=== INSTRUCTIONS TO FOLLOW ===
Search the data for the string "осуществляющих" and gather each line it is in.

# start of DATA PROVIDED

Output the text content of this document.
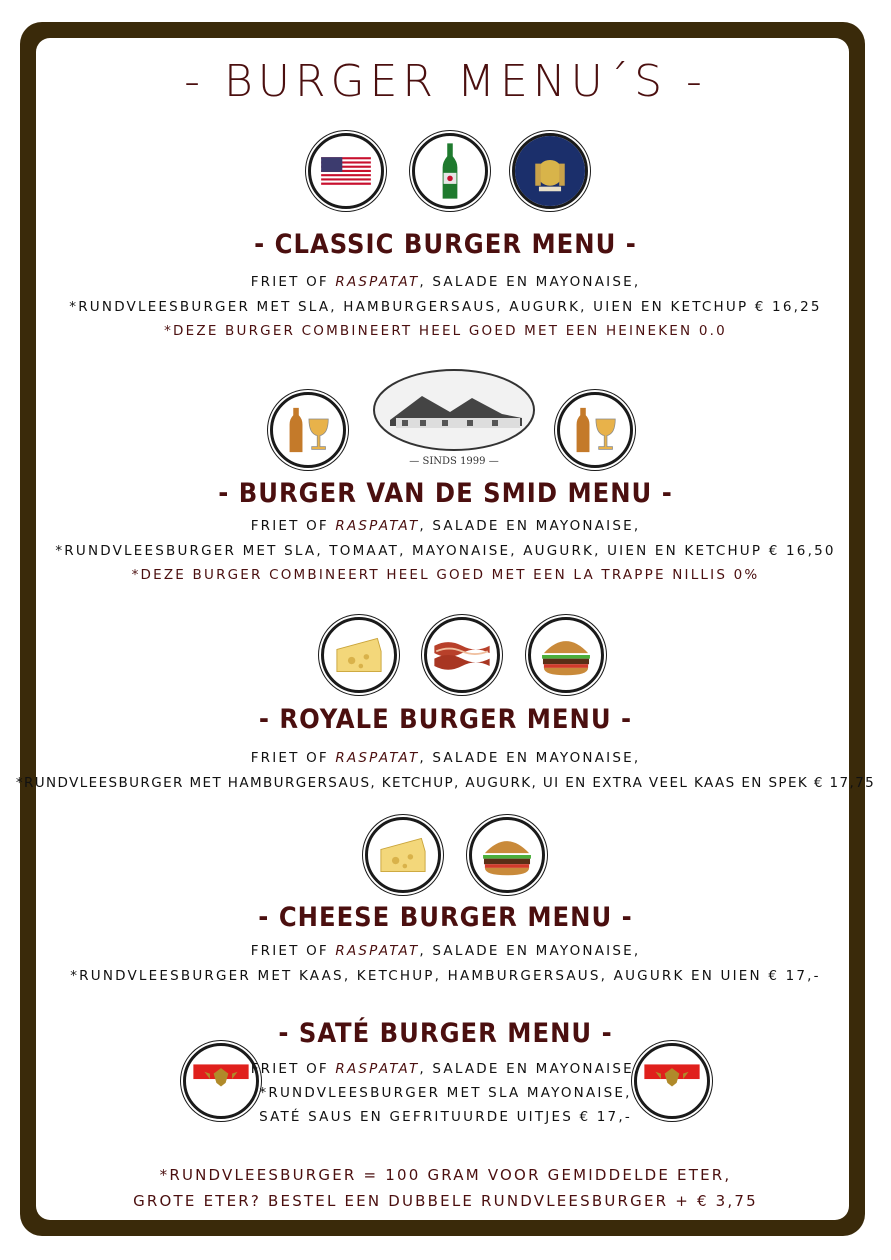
- BURGER MENU´S -
- CLASSIC BURGER MENU -
FRIET OF RASPATAT, SALADE EN MAYONAISE,
*RUNDVLEESBURGER MET SLA, HAMBURGERSAUS, AUGURK, UIEN EN KETCHUP € 16,25
*DEZE BURGER COMBINEERT HEEL GOED MET EEN HEINEKEN 0.0
— SINDS 1999 —
- BURGER VAN DE SMID MENU -
FRIET OF RASPATAT, SALADE EN MAYONAISE,
*RUNDVLEESBURGER MET SLA, TOMAAT, MAYONAISE, AUGURK, UIEN EN KETCHUP € 16,50
*DEZE BURGER COMBINEERT HEEL GOED MET EEN LA TRAPPE NILLIS 0%
- ROYALE BURGER MENU -
FRIET OF RASPATAT, SALADE EN MAYONAISE,
*RUNDVLEESBURGER MET HAMBURGERSAUS, KETCHUP, AUGURK, UI EN EXTRA VEEL KAAS EN SPEK € 17,75
- CHEESE BURGER MENU -
FRIET OF RASPATAT, SALADE EN MAYONAISE,
*RUNDVLEESBURGER MET KAAS, KETCHUP, HAMBURGERSAUS, AUGURK EN UIEN € 17,-
- SATÉ BURGER MENU -
FRIET OF RASPATAT, SALADE EN MAYONAISE,
*RUNDVLEESBURGER MET SLA MAYONAISE,
SATÉ SAUS EN GEFRITUURDE UITJES € 17,-
*RUNDVLEESBURGER = 100 GRAM VOOR GEMIDDELDE ETER,
GROTE ETER? BESTEL EEN DUBBELE RUNDVLEESBURGER + € 3,75
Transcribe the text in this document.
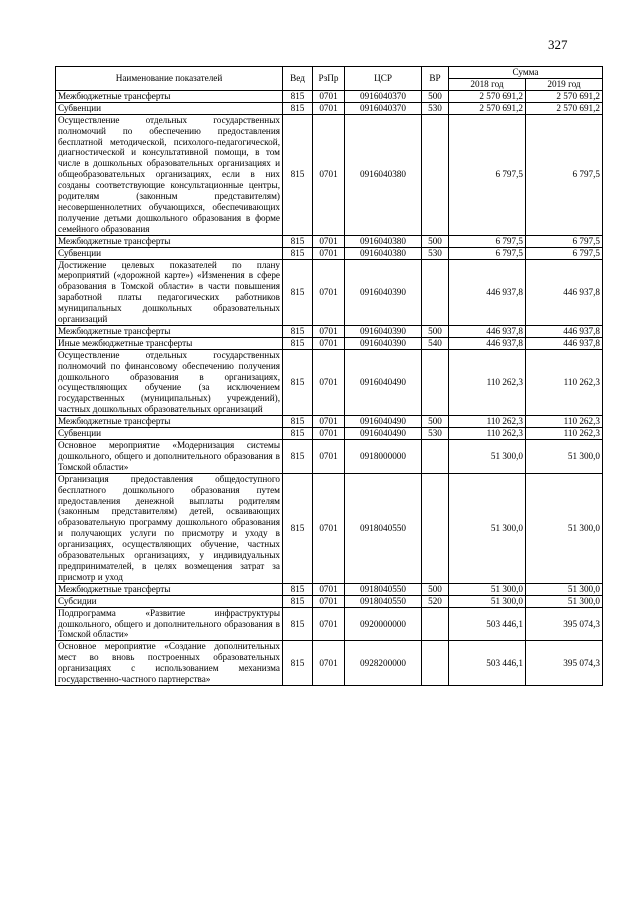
327
Наименование показателей	Вед	РзПр	ЦСР	ВР	Сумма	
					2018 год	2019 год
Межбюджетные трансферты	815	0701	0916040370	500	2 570 691,2	2 570 691,2
Субвенции	815	0701	0916040370	530	2 570 691,2	2 570 691,2
Осуществление отдельных государственных полномочий по обеспечению предоставления бесплатной методической, психолого-педагогической, диагностической и консультативной помощи, в том числе в дошкольных образовательных организациях и общеобразовательных организациях, если в них созданы соответствующие консультационные центры, родителям (законным представителям) несовершеннолетних обучающихся, обеспечивающих получение детьми дошкольного образования в форме семейного образования	815	0701	0916040380		6 797,5	6 797,5
Межбюджетные трансферты	815	0701	0916040380	500	6 797,5	6 797,5
Субвенции	815	0701	0916040380	530	6 797,5	6 797,5
Достижение целевых показателей по плану мероприятий («дорожной карте») «Изменения в сфере образования в Томской области» в части повышения заработной платы педагогических работников муниципальных дошкольных образовательных организаций	815	0701	0916040390		446 937,8	446 937,8
Межбюджетные трансферты	815	0701	0916040390	500	446 937,8	446 937,8
Иные межбюджетные трансферты	815	0701	0916040390	540	446 937,8	446 937,8
Осуществление отдельных государственных полномочий по финансовому обеспечению получения дошкольного образования в организациях, осуществляющих обучение (за исключением государственных (муниципальных) учреждений), частных дошкольных образовательных организаций	815	0701	0916040490		110 262,3	110 262,3
Межбюджетные трансферты	815	0701	0916040490	500	110 262,3	110 262,3
Субвенции	815	0701	0916040490	530	110 262,3	110 262,3
Основное мероприятие «Модернизация системы дошкольного, общего и дополнительного образования в Томской области»	815	0701	0918000000		51 300,0	51 300,0
Организация предоставления общедоступного бесплатного дошкольного образования путем предоставления денежной выплаты родителям (законным представителям) детей, осваивающих образовательную программу дошкольного образования и получающих услуги по присмотру и уходу в организациях, осуществляющих обучение, частных образовательных организациях, у индивидуальных предпринимателей, в целях возмещения затрат за присмотр и уход	815	0701	0918040550		51 300,0	51 300,0
Межбюджетные трансферты	815	0701	0918040550	500	51 300,0	51 300,0
Субсидии	815	0701	0918040550	520	51 300,0	51 300,0
Подпрограмма «Развитие инфраструктуры дошкольного, общего и дополнительного образования в Томской области»	815	0701	0920000000		503 446,1	395 074,3
Основное мероприятие «Создание дополнительных мест во вновь построенных образовательных организациях с использованием механизма государственно-частного партнерства»	815	0701	0928200000		503 446,1	395 074,3
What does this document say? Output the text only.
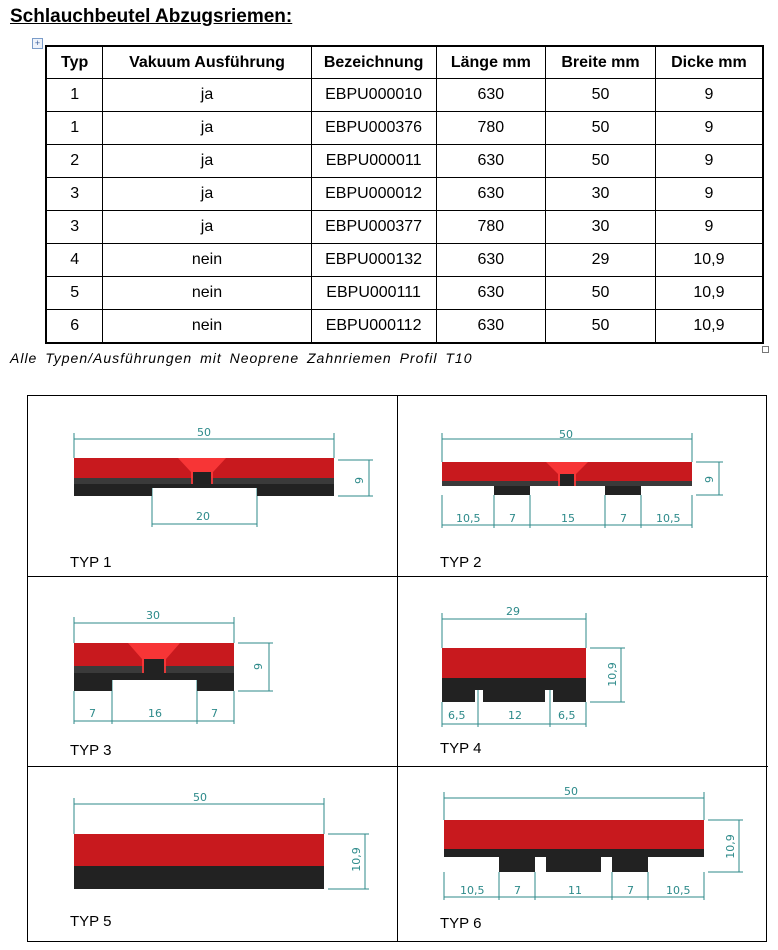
Schlauchbeutel Abzugsriemen:
+
Typ	Vakuum Ausführung	Bezeichnung	Länge mm	Breite mm	Dicke mm
1	ja	EBPU000010	630	50	9
1	ja	EBPU000376	780	50	9
2	ja	EBPU000011	630	50	9
3	ja	EBPU000012	630	30	9
3	ja	EBPU000377	780	30	9
4	nein	EBPU000132	630	29	10,9
5	nein	EBPU000111	630	50	10,9
6	nein	EBPU000112	630	50	10,9
Alle Typen/Ausführungen mit Neoprene Zahnriemen Profil T10
50
9
20
TYP 1
50
9
10,5	7	15	7	10,5
TYP 2
30
9
7	16	7
TYP 3
29
10,9
6,5	12	6,5
TYP 4
50
10,9
TYP 5
50
10,9
10,5	7	11	7	10,5
TYP 6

# end of DATA PROVIDED

=== SOLUTION TO THE PROBLEM ===
Осуществление отдельных государственных полномочий по финансовому обеспечению получения дошкольного образования в организациях, осуществляющих обучение (за исключением государственных (муниципальных) учреждений), частных дошкольных образовательных организаций	815	0701	0916040490		110 262,3	110 262,3
Организация предоставления общедоступного бесплатного дошкольного образования путем предоставления денежной выплаты родителям (законным представителям) детей, осваивающих образовательную программу дошкольного образования и получающих услуги по присмотру и уходу в организациях, осуществляющих обучение, частных образовательных организациях, у индивидуальных предпринимателей, в целях возмещения затрат за присмотр и уход	815	0701	0918040550		51 300,0	51 300,0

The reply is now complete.